- Problem statement
Where the word "grid" occurs in a line, return that line.

***** Working data

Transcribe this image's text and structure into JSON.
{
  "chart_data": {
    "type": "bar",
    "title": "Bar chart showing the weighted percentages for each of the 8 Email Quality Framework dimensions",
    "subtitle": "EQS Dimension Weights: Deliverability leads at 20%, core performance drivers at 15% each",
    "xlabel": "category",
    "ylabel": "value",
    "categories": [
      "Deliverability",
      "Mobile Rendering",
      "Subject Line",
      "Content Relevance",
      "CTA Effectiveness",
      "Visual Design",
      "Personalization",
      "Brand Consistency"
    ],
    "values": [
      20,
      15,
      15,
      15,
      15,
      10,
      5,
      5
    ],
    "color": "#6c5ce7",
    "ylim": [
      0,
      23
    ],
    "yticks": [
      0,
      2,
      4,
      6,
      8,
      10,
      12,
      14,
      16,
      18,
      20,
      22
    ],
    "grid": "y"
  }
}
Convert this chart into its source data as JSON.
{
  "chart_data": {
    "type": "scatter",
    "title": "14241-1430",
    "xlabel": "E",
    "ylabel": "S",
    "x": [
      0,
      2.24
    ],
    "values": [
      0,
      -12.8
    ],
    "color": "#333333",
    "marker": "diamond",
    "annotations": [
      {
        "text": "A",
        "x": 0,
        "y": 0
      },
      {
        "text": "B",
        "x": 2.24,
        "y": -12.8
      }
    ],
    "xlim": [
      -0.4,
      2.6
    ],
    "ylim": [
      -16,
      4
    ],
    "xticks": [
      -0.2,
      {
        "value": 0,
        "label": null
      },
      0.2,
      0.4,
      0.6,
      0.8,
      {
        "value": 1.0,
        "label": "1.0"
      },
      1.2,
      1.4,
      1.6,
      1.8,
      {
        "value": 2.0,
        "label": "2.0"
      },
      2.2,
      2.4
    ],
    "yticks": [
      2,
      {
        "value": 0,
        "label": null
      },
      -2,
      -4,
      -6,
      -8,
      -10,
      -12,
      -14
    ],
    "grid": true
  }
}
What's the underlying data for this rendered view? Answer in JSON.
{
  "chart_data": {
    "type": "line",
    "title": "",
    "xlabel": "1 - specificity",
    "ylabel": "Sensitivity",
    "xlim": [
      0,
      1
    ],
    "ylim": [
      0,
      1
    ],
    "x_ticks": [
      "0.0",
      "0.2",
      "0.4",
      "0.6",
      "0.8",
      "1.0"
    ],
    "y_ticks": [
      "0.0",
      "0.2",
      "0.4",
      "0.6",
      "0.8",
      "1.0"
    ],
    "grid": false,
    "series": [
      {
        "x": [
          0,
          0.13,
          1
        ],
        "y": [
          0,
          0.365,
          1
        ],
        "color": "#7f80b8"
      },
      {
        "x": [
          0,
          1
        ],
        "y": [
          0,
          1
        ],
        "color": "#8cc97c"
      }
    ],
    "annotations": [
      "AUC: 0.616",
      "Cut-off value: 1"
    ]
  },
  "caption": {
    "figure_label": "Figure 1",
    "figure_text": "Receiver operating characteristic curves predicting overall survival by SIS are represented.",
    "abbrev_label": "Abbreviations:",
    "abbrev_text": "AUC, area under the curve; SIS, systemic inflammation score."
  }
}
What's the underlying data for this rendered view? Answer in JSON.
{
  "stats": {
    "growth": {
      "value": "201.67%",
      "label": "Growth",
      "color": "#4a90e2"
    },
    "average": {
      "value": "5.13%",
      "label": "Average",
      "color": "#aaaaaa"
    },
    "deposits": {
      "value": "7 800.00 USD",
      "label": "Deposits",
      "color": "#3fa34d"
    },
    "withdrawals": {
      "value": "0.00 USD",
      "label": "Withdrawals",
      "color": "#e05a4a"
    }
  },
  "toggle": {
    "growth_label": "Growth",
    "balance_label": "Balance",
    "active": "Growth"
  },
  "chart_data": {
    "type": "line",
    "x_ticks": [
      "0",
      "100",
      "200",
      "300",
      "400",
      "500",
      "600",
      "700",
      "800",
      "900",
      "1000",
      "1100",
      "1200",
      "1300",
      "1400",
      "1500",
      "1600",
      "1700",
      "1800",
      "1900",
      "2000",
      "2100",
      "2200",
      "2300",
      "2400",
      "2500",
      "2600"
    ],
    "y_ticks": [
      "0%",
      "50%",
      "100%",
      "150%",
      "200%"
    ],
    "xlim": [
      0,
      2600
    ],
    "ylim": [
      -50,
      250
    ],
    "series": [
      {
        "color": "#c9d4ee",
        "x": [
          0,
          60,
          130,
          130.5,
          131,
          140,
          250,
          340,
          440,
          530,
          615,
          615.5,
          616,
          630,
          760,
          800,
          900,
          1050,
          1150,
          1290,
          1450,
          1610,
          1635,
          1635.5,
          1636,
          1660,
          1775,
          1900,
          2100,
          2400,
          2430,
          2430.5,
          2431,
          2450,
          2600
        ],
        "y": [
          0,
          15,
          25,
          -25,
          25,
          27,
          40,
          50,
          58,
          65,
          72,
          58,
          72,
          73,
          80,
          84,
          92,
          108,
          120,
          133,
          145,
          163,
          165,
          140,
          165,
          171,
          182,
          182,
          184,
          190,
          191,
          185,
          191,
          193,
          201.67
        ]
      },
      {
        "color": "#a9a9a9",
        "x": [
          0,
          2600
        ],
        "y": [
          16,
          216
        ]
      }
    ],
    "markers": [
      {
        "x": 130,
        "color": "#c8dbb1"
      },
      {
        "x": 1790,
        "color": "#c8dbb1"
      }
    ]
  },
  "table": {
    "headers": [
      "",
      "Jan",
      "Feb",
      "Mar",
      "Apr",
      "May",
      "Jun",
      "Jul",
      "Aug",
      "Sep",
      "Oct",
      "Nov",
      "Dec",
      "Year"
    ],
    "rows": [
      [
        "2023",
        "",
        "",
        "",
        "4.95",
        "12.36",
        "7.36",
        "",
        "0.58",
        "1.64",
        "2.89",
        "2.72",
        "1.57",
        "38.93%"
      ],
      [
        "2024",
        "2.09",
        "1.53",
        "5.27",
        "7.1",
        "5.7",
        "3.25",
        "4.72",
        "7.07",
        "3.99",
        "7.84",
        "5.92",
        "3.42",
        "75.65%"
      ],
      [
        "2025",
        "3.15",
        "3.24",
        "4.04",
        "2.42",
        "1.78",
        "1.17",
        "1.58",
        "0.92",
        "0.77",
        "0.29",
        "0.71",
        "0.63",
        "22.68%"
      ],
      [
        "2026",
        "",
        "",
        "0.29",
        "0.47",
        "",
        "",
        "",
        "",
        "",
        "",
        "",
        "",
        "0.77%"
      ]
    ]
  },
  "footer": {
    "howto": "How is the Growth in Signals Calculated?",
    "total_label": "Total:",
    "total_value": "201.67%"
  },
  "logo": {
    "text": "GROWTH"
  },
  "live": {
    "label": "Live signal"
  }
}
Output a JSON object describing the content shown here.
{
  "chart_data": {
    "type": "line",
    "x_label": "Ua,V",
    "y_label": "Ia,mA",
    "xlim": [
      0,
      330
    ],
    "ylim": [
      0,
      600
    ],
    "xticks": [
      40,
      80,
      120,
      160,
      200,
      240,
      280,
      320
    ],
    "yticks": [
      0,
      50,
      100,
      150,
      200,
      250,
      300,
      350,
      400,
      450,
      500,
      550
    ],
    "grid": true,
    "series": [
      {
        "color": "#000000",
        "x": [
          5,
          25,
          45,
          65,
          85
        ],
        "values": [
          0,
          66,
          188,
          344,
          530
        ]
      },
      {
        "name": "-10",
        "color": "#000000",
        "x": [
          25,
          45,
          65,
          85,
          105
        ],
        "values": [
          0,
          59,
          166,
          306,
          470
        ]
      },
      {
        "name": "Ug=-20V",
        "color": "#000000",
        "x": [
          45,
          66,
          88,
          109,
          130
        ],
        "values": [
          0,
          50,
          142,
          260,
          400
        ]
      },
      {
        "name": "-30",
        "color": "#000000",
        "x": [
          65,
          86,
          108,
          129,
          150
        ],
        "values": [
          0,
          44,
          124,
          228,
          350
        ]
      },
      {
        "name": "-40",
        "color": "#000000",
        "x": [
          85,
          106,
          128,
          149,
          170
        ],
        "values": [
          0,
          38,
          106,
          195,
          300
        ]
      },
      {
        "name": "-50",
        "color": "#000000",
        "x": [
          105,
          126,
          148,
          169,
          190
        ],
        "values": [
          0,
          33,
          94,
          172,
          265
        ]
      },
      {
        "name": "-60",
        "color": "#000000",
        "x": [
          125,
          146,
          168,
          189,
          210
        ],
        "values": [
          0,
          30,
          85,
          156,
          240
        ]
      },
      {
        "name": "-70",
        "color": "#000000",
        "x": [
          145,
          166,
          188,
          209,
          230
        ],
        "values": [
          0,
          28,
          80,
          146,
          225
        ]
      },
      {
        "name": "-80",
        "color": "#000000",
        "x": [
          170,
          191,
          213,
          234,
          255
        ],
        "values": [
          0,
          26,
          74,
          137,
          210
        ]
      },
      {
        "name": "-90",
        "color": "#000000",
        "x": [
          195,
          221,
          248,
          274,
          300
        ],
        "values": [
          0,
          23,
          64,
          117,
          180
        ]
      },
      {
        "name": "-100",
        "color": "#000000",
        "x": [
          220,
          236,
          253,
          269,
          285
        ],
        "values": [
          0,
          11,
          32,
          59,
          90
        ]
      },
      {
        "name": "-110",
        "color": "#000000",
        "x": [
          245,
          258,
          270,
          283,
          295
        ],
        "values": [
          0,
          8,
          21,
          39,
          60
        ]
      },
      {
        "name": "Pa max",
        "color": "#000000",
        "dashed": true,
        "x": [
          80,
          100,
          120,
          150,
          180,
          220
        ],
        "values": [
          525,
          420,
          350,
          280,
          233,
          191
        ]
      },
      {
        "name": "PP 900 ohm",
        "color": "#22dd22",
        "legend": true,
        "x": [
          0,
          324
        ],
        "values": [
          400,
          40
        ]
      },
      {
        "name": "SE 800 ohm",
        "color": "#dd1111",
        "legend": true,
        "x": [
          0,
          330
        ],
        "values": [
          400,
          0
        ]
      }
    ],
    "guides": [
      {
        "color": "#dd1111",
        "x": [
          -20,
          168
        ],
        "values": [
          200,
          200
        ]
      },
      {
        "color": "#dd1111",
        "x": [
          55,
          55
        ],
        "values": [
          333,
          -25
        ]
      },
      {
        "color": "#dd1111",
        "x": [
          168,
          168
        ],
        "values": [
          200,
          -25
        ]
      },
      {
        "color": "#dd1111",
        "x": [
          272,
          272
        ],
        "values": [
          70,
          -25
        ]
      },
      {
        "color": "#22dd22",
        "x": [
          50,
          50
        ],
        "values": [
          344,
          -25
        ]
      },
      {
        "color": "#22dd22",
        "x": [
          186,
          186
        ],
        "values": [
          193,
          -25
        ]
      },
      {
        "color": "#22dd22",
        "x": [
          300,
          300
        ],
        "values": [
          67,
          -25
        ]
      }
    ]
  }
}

**********

- Answer below
    "grid": "y"
    "grid": true
    "grid": false,
    "grid": true,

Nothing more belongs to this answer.